- _SET EXERCISE_:
Leave out the pictures and repeat every record exactly.

☆ ☆ ☆ ☆ ☆ ☆ ☆

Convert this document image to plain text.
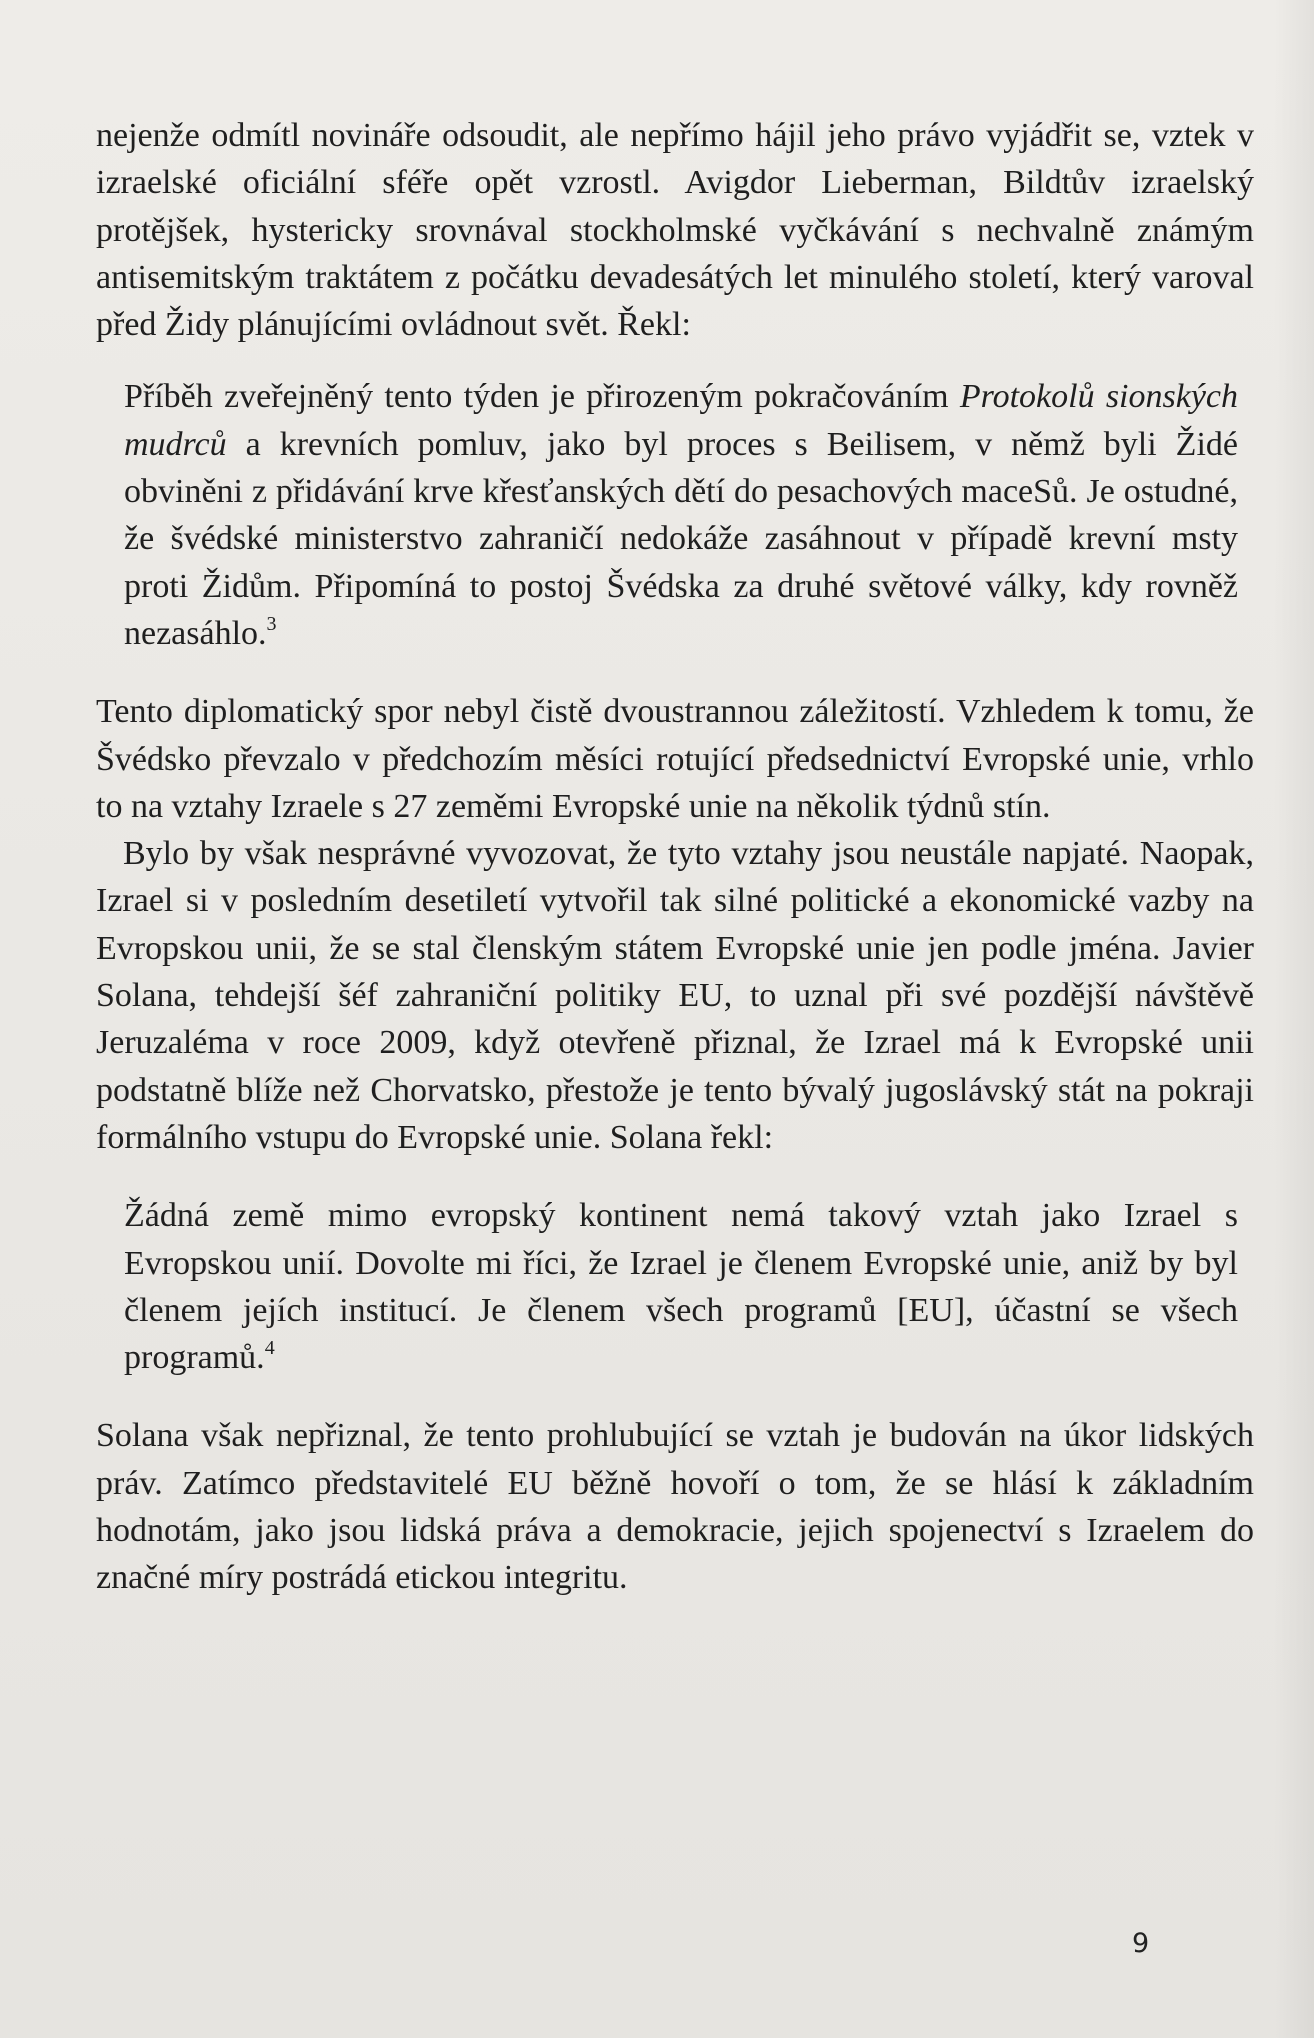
nejenže odmítl novináře odsoudit, ale nepřímo hájil jeho právo vyjádřit se, vztek v izraelské oficiální sféře opět vzrostl. Avigdor Lieberman, Bildtův izraelský protějšek, hystericky srovnával stockholmské vyčkávání s nechvalně známým antisemitským traktátem z počátku devadesátých let minulého století, který varoval před Židy plánujícími ovládnout svět. Řekl:

Příběh zveřejněný tento týden je přirozeným pokračováním Protokolů sionských mudrců a krevních pomluv, jako byl proces s Beilisem, v němž byli Židé obviněni z přidávání krve křesťanských dětí do pesachových maceSů. Je ostudné, že švédské ministerstvo zahraničí nedokáže zasáhnout v případě krevní msty proti Židům. Připomíná to postoj Švédska za druhé světové války, kdy rovněž nezasáhlo.$^3$

Tento diplomatický spor nebyl čistě dvoustrannou záležitostí. Vzhledem k tomu, že Švédsko převzalo v předchozím měsíci rotující předsednictví Evropské unie, vrhlo to na vztahy Izraele s 27 zeměmi Evropské unie na několik týdnů stín.

Bylo by však nesprávné vyvozovat, že tyto vztahy jsou neustále napjaté. Naopak, Izrael si v posledním desetiletí vytvořil tak silné politické a ekonomické vazby na Evropskou unii, že se stal členským státem Evropské unie jen podle jména. Javier Solana, tehdejší šéf zahraniční politiky EU, to uznal při své pozdější návštěvě Jeruzaléma v roce 2009, když otevřeně přiznal, že Izrael má k Evropské unii podstatně blíže než Chorvatsko, přestože je tento bývalý jugoslávský stát na pokraji formálního vstupu do Evropské unie. Solana řekl:

Žádná země mimo evropský kontinent nemá takový vztah jako Izrael s Evropskou unií. Dovolte mi říci, že Izrael je členem Evropské unie, aniž by byl členem jejích institucí. Je členem všech programů [EU], účastní se všech programů.$^4$

Solana však nepřiznal, že tento prohlubující se vztah je budován na úkor lidských práv. Zatímco představitelé EU běžně hovoří o tom, že se hlásí k základním hodnotám, jako jsou lidská práva a demokracie, jejich spojenectví s Izraelem do značné míry postrádá etickou integritu.

9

☆ ☆ ☆ ☆ ☆ ☆ ☆

- _RESPONSE FOR THIS EXERCISE_:
Convert this document image to plain text.
nejenže odmítl novináře odsoudit, ale nepřímo hájil jeho právo vyjádřit se, vztek v izraelské oficiální sféře opět vzrostl. Avigdor Lieberman, Bildtův izraelský protějšek, hystericky srovnával stockholmské vyčkávání s nechvalně známým antisemitským traktátem z počátku devadesátých let minulého století, který varoval před Židy plánujícími ovládnout svět. Řekl:

Příběh zveřejněný tento týden je přirozeným pokračováním Protokolů sionských mudrců a krevních pomluv, jako byl proces s Beilisem, v němž byli Židé obviněni z přidávání krve křesťanských dětí do pesachových maceSů. Je ostudné, že švédské ministerstvo zahraničí nedokáže zasáhnout v případě krevní msty proti Židům. Připomíná to postoj Švédska za druhé světové války, kdy rovněž nezasáhlo.$^3$

Tento diplomatický spor nebyl čistě dvoustrannou záležitostí. Vzhledem k tomu, že Švédsko převzalo v předchozím měsíci rotující předsednictví Evropské unie, vrhlo to na vztahy Izraele s 27 zeměmi Evropské unie na několik týdnů stín.

Bylo by však nesprávné vyvozovat, že tyto vztahy jsou neustále napjaté. Naopak, Izrael si v posledním desetiletí vytvořil tak silné politické a ekonomické vazby na Evropskou unii, že se stal členským státem Evropské unie jen podle jména. Javier Solana, tehdejší šéf zahraniční politiky EU, to uznal při své pozdější návštěvě Jeruzaléma v roce 2009, když otevřeně přiznal, že Izrael má k Evropské unii podstatně blíže než Chorvatsko, přestože je tento bývalý jugoslávský stát na pokraji formálního vstupu do Evropské unie. Solana řekl:

Žádná země mimo evropský kontinent nemá takový vztah jako Izrael s Evropskou unií. Dovolte mi říci, že Izrael je členem Evropské unie, aniž by byl členem jejích institucí. Je členem všech programů [EU], účastní se všech programů.$^4$

Solana však nepřiznal, že tento prohlubující se vztah je budován na úkor lidských práv. Zatímco představitelé EU běžně hovoří o tom, že se hlásí k základním hodnotám, jako jsou lidská práva a demokracie, jejich spojenectví s Izraelem do značné míry postrádá etickou integritu.

9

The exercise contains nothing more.